__STATED EXERCISE__
Each entry below is to be printed verbatim.

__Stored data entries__
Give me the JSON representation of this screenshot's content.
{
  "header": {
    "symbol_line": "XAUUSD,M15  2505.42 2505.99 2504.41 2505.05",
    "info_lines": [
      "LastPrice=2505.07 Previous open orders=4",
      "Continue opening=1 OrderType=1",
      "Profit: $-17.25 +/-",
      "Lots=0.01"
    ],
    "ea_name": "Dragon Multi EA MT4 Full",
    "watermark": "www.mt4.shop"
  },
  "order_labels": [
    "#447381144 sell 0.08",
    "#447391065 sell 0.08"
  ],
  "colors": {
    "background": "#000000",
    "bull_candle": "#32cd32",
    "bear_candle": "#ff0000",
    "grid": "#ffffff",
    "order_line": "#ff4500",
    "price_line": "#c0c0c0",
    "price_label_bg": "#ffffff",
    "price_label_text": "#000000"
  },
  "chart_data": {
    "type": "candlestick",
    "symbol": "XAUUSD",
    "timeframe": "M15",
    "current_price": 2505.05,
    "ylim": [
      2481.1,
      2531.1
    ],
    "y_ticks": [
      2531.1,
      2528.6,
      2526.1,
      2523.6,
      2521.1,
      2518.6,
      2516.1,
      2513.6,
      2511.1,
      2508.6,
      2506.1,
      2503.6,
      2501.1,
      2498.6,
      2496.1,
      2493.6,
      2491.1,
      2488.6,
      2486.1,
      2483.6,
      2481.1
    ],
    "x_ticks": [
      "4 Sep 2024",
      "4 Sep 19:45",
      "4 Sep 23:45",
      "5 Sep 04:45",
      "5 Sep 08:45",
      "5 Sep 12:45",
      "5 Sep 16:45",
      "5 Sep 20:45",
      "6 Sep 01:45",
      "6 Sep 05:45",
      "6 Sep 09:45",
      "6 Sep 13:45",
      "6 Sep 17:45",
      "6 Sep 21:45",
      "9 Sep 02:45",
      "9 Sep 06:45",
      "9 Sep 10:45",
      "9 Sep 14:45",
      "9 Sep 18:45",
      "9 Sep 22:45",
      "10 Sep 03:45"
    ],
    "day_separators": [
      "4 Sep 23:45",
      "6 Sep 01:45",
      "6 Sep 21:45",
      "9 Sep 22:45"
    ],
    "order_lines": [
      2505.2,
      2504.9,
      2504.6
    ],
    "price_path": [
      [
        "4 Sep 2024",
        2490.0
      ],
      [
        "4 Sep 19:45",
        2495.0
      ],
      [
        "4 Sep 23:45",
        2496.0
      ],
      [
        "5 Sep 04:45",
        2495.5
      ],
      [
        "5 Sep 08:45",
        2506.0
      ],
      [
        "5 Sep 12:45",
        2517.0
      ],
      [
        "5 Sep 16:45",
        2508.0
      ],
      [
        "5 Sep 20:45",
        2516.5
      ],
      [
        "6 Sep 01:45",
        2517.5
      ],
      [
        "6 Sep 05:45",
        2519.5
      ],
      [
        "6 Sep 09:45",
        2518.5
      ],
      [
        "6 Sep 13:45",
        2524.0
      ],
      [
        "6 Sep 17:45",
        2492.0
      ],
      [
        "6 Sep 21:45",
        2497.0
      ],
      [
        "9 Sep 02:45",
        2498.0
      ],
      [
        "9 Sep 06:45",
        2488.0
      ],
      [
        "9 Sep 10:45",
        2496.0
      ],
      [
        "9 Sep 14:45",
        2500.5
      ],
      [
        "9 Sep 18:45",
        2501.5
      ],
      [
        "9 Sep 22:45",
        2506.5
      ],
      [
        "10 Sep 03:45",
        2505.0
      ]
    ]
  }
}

__WRITTEN SOLUTION__
Give me the JSON representation of this screenshot's content.
{
  "header": {
    "symbol_line": "XAUUSD,M15  2505.42 2505.99 2504.41 2505.05",
    "info_lines": [
      "LastPrice=2505.07 Previous open orders=4",
      "Continue opening=1 OrderType=1",
      "Profit: $-17.25 +/-",
      "Lots=0.01"
    ],
    "ea_name": "Dragon Multi EA MT4 Full",
    "watermark": "www.mt4.shop"
  },
  "order_labels": [
    "#447381144 sell 0.08",
    "#447391065 sell 0.08"
  ],
  "colors": {
    "background": "#000000",
    "bull_candle": "#32cd32",
    "bear_candle": "#ff0000",
    "grid": "#ffffff",
    "order_line": "#ff4500",
    "price_line": "#c0c0c0",
    "price_label_bg": "#ffffff",
    "price_label_text": "#000000"
  },
  "chart_data": {
    "type": "candlestick",
    "symbol": "XAUUSD",
    "timeframe": "M15",
    "current_price": 2505.05,
    "ylim": [
      2481.1,
      2531.1
    ],
    "y_ticks": [
      2531.1,
      2528.6,
      2526.1,
      2523.6,
      2521.1,
      2518.6,
      2516.1,
      2513.6,
      2511.1,
      2508.6,
      2506.1,
      2503.6,
      2501.1,
      2498.6,
      2496.1,
      2493.6,
      2491.1,
      2488.6,
      2486.1,
      2483.6,
      2481.1
    ],
    "x_ticks": [
      "4 Sep 2024",
      "4 Sep 19:45",
      "4 Sep 23:45",
      "5 Sep 04:45",
      "5 Sep 08:45",
      "5 Sep 12:45",
      "5 Sep 16:45",
      "5 Sep 20:45",
      "6 Sep 01:45",
      "6 Sep 05:45",
      "6 Sep 09:45",
      "6 Sep 13:45",
      "6 Sep 17:45",
      "6 Sep 21:45",
      "9 Sep 02:45",
      "9 Sep 06:45",
      "9 Sep 10:45",
      "9 Sep 14:45",
      "9 Sep 18:45",
      "9 Sep 22:45",
      "10 Sep 03:45"
    ],
    "day_separators": [
      "4 Sep 23:45",
      "6 Sep 01:45",
      "6 Sep 21:45",
      "9 Sep 22:45"
    ],
    "order_lines": [
      2505.2,
      2504.9,
      2504.6
    ],
    "price_path": [
      [
        "4 Sep 2024",
        2490.0
      ],
      [
        "4 Sep 19:45",
        2495.0
      ],
      [
        "4 Sep 23:45",
        2496.0
      ],
      [
        "5 Sep 04:45",
        2495.5
      ],
      [
        "5 Sep 08:45",
        2506.0
      ],
      [
        "5 Sep 12:45",
        2517.0
      ],
      [
        "5 Sep 16:45",
        2508.0
      ],
      [
        "5 Sep 20:45",
        2516.5
      ],
      [
        "6 Sep 01:45",
        2517.5
      ],
      [
        "6 Sep 05:45",
        2519.5
      ],
      [
        "6 Sep 09:45",
        2518.5
      ],
      [
        "6 Sep 13:45",
        2524.0
      ],
      [
        "6 Sep 17:45",
        2492.0
      ],
      [
        "6 Sep 21:45",
        2497.0
      ],
      [
        "9 Sep 02:45",
        2498.0
      ],
      [
        "9 Sep 06:45",
        2488.0
      ],
      [
        "9 Sep 10:45",
        2496.0
      ],
      [
        "9 Sep 14:45",
        2500.5
      ],
      [
        "9 Sep 18:45",
        2501.5
      ],
      [
        "9 Sep 22:45",
        2506.5
      ],
      [
        "10 Sep 03:45",
        2505.0
      ]
    ]
  }
}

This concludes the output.